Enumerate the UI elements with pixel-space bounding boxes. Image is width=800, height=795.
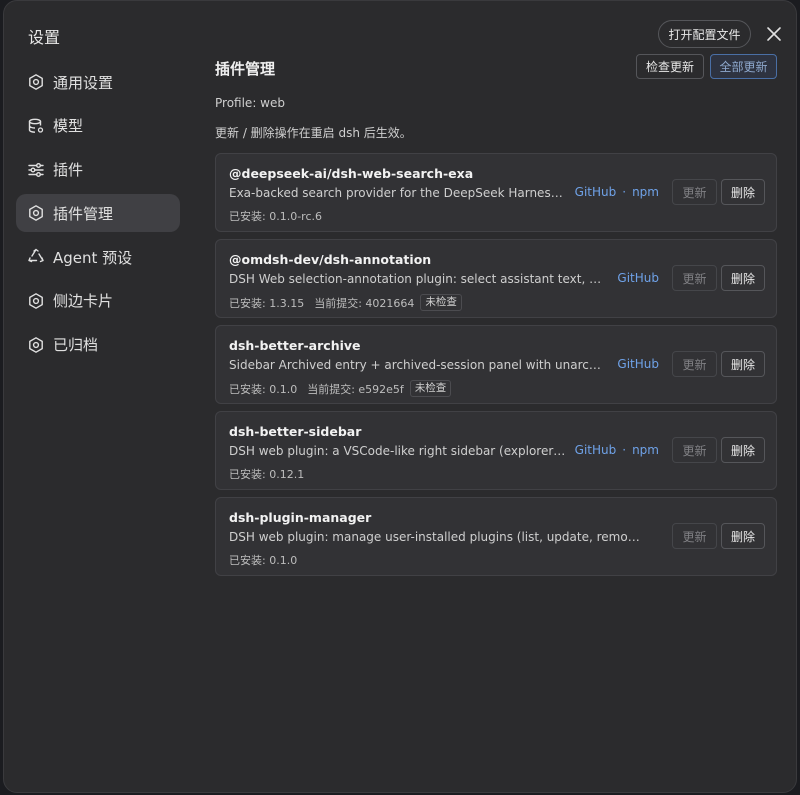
github-link[interactable]: GitHub <box>617 357 659 371</box>
update-all-button[interactable]: 全部更新 <box>710 54 777 79</box>
plugin-card: @deepseek-ai/dsh-web-search-exa Exa-backe… <box>215 153 777 232</box>
sidebar-item-label: 已归档 <box>53 336 99 355</box>
plugin-card: dsh-plugin-manager DSH web plugin: manage… <box>215 497 777 576</box>
plugin-links: GitHub · npm <box>575 185 659 199</box>
installed-version: 已安装: 1.3.15 <box>229 296 305 310</box>
gear-icon <box>27 204 45 222</box>
sidebar-item-4[interactable]: Agent 预设 <box>16 238 180 276</box>
plugin-links: GitHub · npm <box>575 443 659 457</box>
sidebar-item-0[interactable]: 通用设置 <box>16 63 180 101</box>
plugin-description: Sidebar Archived entry + archived-sessio… <box>229 358 605 372</box>
update-button[interactable]: 更新 <box>672 351 717 377</box>
gear-icon <box>27 73 45 91</box>
plugin-meta: 已安装: 0.1.0-rc.6 <box>229 208 322 224</box>
link-separator: · <box>622 443 627 457</box>
database-icon <box>27 117 45 135</box>
gear-icon <box>27 292 45 310</box>
plugin-description: DSH web plugin: a VSCode-like right side… <box>229 444 569 458</box>
plugin-meta: 已安装: 0.1.0 当前提交: e592e5f 未检查 <box>229 380 452 397</box>
plugin-description: DSH web plugin: manage user-installed pl… <box>229 530 643 544</box>
sidebar-item-5[interactable]: 侧边卡片 <box>16 282 180 320</box>
sidebar-item-3[interactable]: 插件管理 <box>16 194 180 233</box>
github-link[interactable]: GitHub <box>617 271 659 285</box>
sidebar-nav: 通用设置模型插件插件管理 Agent 预设 侧边卡片已归档 <box>16 63 180 370</box>
settings-dialog: 设置 打开配置文件 通用设置 模型 插件 插件管理 Agent 预设 侧边卡片 已归档 插件… <box>3 0 797 793</box>
plugin-meta: 已安装: 1.3.15 当前提交: 4021664 未检查 <box>229 294 462 311</box>
recycle-icon <box>27 248 45 266</box>
profile-label: Profile: web <box>215 96 285 110</box>
update-button[interactable]: 更新 <box>672 437 717 463</box>
delete-button[interactable]: 删除 <box>721 179 765 205</box>
sidebar-item-label: 模型 <box>53 117 84 136</box>
delete-button[interactable]: 删除 <box>721 437 765 463</box>
installed-version: 已安装: 0.12.1 <box>229 468 305 481</box>
delete-button[interactable]: 删除 <box>721 265 765 291</box>
sliders-icon <box>27 161 45 179</box>
sidebar-item-6[interactable]: 已归档 <box>16 326 180 364</box>
sidebar-item-label: 通用设置 <box>53 73 114 92</box>
delete-button[interactable]: 删除 <box>721 351 765 377</box>
page-title: 插件管理 <box>215 60 276 78</box>
restart-notice: 更新 / 删除操作在重启 dsh 后生效。 <box>215 126 412 140</box>
plugin-meta: 已安装: 0.12.1 <box>229 466 304 482</box>
check-updates-button[interactable]: 检查更新 <box>636 54 704 79</box>
plugin-description: DSH Web selection-annotation plugin: sel… <box>229 272 605 286</box>
plugin-description: Exa-backed search provider for the DeepS… <box>229 186 565 200</box>
plugin-name: dsh-plugin-manager <box>229 510 372 525</box>
plugin-name: dsh-better-sidebar <box>229 424 362 439</box>
close-icon[interactable] <box>764 24 784 44</box>
sidebar-item-2[interactable]: 插件 <box>16 151 180 189</box>
sidebar-item-label: Agent 预设 <box>53 248 133 267</box>
status-badge: 未检查 <box>420 294 462 311</box>
plugin-links: GitHub <box>617 271 659 285</box>
plugin-card: dsh-better-sidebar DSH web plugin: a VSCo… <box>215 411 777 490</box>
gear-icon <box>27 336 45 354</box>
delete-button[interactable]: 删除 <box>721 523 765 549</box>
settings-title: 设置 <box>28 28 61 47</box>
current-commit: 当前提交: 4021664 <box>314 296 415 310</box>
github-link[interactable]: GitHub <box>575 443 617 457</box>
plugin-meta: 已安装: 0.1.0 <box>229 552 297 568</box>
update-button[interactable]: 更新 <box>672 179 717 205</box>
plugin-name: dsh-better-archive <box>229 338 361 353</box>
update-button[interactable]: 更新 <box>672 523 717 549</box>
sidebar-item-label: 插件 <box>53 161 84 180</box>
update-button[interactable]: 更新 <box>672 265 717 291</box>
sidebar-item-label: 插件管理 <box>53 204 114 223</box>
installed-version: 已安装: 0.1.0 <box>229 382 298 396</box>
npm-link[interactable]: npm <box>632 185 659 199</box>
npm-link[interactable]: npm <box>632 443 659 457</box>
sidebar-item-1[interactable]: 模型 <box>16 107 180 145</box>
plugin-card: @omdsh-dev/dsh-annotation DSH Web selecti… <box>215 239 777 318</box>
installed-version: 已安装: 0.1.0 <box>229 554 298 567</box>
sidebar-item-label: 侧边卡片 <box>53 292 114 311</box>
installed-version: 已安装: 0.1.0-rc.6 <box>229 210 322 223</box>
plugin-name: @deepseek-ai/dsh-web-search-exa <box>229 166 474 181</box>
plugin-list: @deepseek-ai/dsh-web-search-exa Exa-backe… <box>215 153 778 583</box>
github-link[interactable]: GitHub <box>575 185 617 199</box>
plugin-card: dsh-better-archive Sidebar Archived entry… <box>215 325 777 404</box>
plugin-links: GitHub <box>617 357 659 371</box>
plugin-name: @omdsh-dev/dsh-annotation <box>229 252 432 267</box>
current-commit: 当前提交: e592e5f <box>307 382 404 396</box>
link-separator: · <box>622 185 627 199</box>
open-config-button[interactable]: 打开配置文件 <box>658 20 751 48</box>
status-badge: 未检查 <box>409 380 452 397</box>
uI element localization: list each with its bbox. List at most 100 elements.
◇ ◇ ◇
* Your instructions
Copy out the text lines of the records above exactly as they are, and leave out the pictures.

* Final result
Enumerate the UI elements with pixel-space bounding boxes. Image is width=800, height=795.
github-link[interactable]: GitHub <box>617 357 659 371</box>
update-all-button[interactable]: 全部更新 <box>710 54 777 79</box>
plugin-card: @deepseek-ai/dsh-web-search-exa Exa-backe… <box>215 153 777 232</box>
sidebar-item-label: 已归档 <box>53 336 99 355</box>
plugin-card: dsh-plugin-manager DSH web plugin: manage… <box>215 497 777 576</box>
plugin-links: GitHub · npm <box>575 185 659 199</box>
installed-version: 已安装: 1.3.15 <box>229 296 305 310</box>
gear-icon <box>27 204 45 222</box>
sidebar-item-4[interactable]: Agent 预设 <box>16 238 180 276</box>
plugin-links: GitHub · npm <box>575 443 659 457</box>
sidebar-item-0[interactable]: 通用设置 <box>16 63 180 101</box>
plugin-description: Sidebar Archived entry + archived-sessio… <box>229 358 605 372</box>
update-button[interactable]: 更新 <box>672 351 717 377</box>
gear-icon <box>27 73 45 91</box>
plugin-meta: 已安装: 0.1.0-rc.6 <box>229 208 322 224</box>
link-separator: · <box>622 443 627 457</box>
database-icon <box>27 117 45 135</box>
gear-icon <box>27 292 45 310</box>
plugin-description: DSH web plugin: a VSCode-like right side… <box>229 444 569 458</box>
plugin-meta: 已安装: 0.1.0 当前提交: e592e5f 未检查 <box>229 380 452 397</box>
plugin-description: DSH web plugin: manage user-installed pl… <box>229 530 643 544</box>
sidebar-item-5[interactable]: 侧边卡片 <box>16 282 180 320</box>
sidebar-item-3[interactable]: 插件管理 <box>16 194 180 233</box>
github-link[interactable]: GitHub <box>617 271 659 285</box>
sidebar-nav: 通用设置模型插件插件管理 Agent 预设 侧边卡片已归档 <box>16 63 180 370</box>
settings-dialog: 设置 打开配置文件 通用设置 模型 插件 插件管理 Agent 预设 侧边卡片 已归档 插件… <box>3 0 797 793</box>
plugin-meta: 已安装: 1.3.15 当前提交: 4021664 未检查 <box>229 294 462 311</box>
recycle-icon <box>27 248 45 266</box>
profile-label: Profile: web <box>215 96 285 110</box>
update-button[interactable]: 更新 <box>672 437 717 463</box>
delete-button[interactable]: 删除 <box>721 179 765 205</box>
sidebar-item-label: 模型 <box>53 117 84 136</box>
delete-button[interactable]: 删除 <box>721 437 765 463</box>
installed-version: 已安装: 0.12.1 <box>229 468 305 481</box>
delete-button[interactable]: 删除 <box>721 265 765 291</box>
sliders-icon <box>27 161 45 179</box>
sidebar-item-6[interactable]: 已归档 <box>16 326 180 364</box>
sidebar-item-label: 通用设置 <box>53 73 114 92</box>
delete-button[interactable]: 删除 <box>721 351 765 377</box>
page-title: 插件管理 <box>215 60 276 78</box>
restart-notice: 更新 / 删除操作在重启 dsh 后生效。 <box>215 126 412 140</box>
plugin-meta: 已安装: 0.12.1 <box>229 466 304 482</box>
check-updates-button[interactable]: 检查更新 <box>636 54 704 79</box>
plugin-description: DSH Web selection-annotation plugin: sel… <box>229 272 605 286</box>
plugin-description: Exa-backed search provider for the DeepS… <box>229 186 565 200</box>
plugin-name: dsh-plugin-manager <box>229 510 372 525</box>
plugin-name: dsh-better-sidebar <box>229 424 362 439</box>
close-icon[interactable] <box>764 24 784 44</box>
sidebar-item-2[interactable]: 插件 <box>16 151 180 189</box>
sidebar-item-label: Agent 预设 <box>53 248 133 267</box>
status-badge: 未检查 <box>420 294 462 311</box>
plugin-links: GitHub <box>617 271 659 285</box>
plugin-card: dsh-better-sidebar DSH web plugin: a VSCo… <box>215 411 777 490</box>
gear-icon <box>27 336 45 354</box>
delete-button[interactable]: 删除 <box>721 523 765 549</box>
settings-title: 设置 <box>28 28 61 47</box>
current-commit: 当前提交: 4021664 <box>314 296 415 310</box>
github-link[interactable]: GitHub <box>575 443 617 457</box>
plugin-meta: 已安装: 0.1.0 <box>229 552 297 568</box>
update-button[interactable]: 更新 <box>672 179 717 205</box>
plugin-name: dsh-better-archive <box>229 338 361 353</box>
update-button[interactable]: 更新 <box>672 523 717 549</box>
sidebar-item-label: 插件 <box>53 161 84 180</box>
update-button[interactable]: 更新 <box>672 265 717 291</box>
sidebar-item-label: 插件管理 <box>53 204 114 223</box>
installed-version: 已安装: 0.1.0 <box>229 382 298 396</box>
npm-link[interactable]: npm <box>632 185 659 199</box>
npm-link[interactable]: npm <box>632 443 659 457</box>
sidebar-item-1[interactable]: 模型 <box>16 107 180 145</box>
plugin-card: @omdsh-dev/dsh-annotation DSH Web selecti… <box>215 239 777 318</box>
installed-version: 已安装: 0.1.0 <box>229 554 298 567</box>
sidebar-item-label: 侧边卡片 <box>53 292 114 311</box>
installed-version: 已安装: 0.1.0-rc.6 <box>229 210 322 223</box>
plugin-name: @deepseek-ai/dsh-web-search-exa <box>229 166 474 181</box>
plugin-list: @deepseek-ai/dsh-web-search-exa Exa-backe… <box>215 153 778 583</box>
github-link[interactable]: GitHub <box>575 185 617 199</box>
plugin-card: dsh-better-archive Sidebar Archived entry… <box>215 325 777 404</box>
plugin-links: GitHub <box>617 357 659 371</box>
plugin-name: @omdsh-dev/dsh-annotation <box>229 252 432 267</box>
current-commit: 当前提交: e592e5f <box>307 382 404 396</box>
link-separator: · <box>622 185 627 199</box>
open-config-button[interactable]: 打开配置文件 <box>658 20 751 48</box>
status-badge: 未检查 <box>409 380 452 397</box>
uI element localization: list each with its bbox. List at most 100 elements.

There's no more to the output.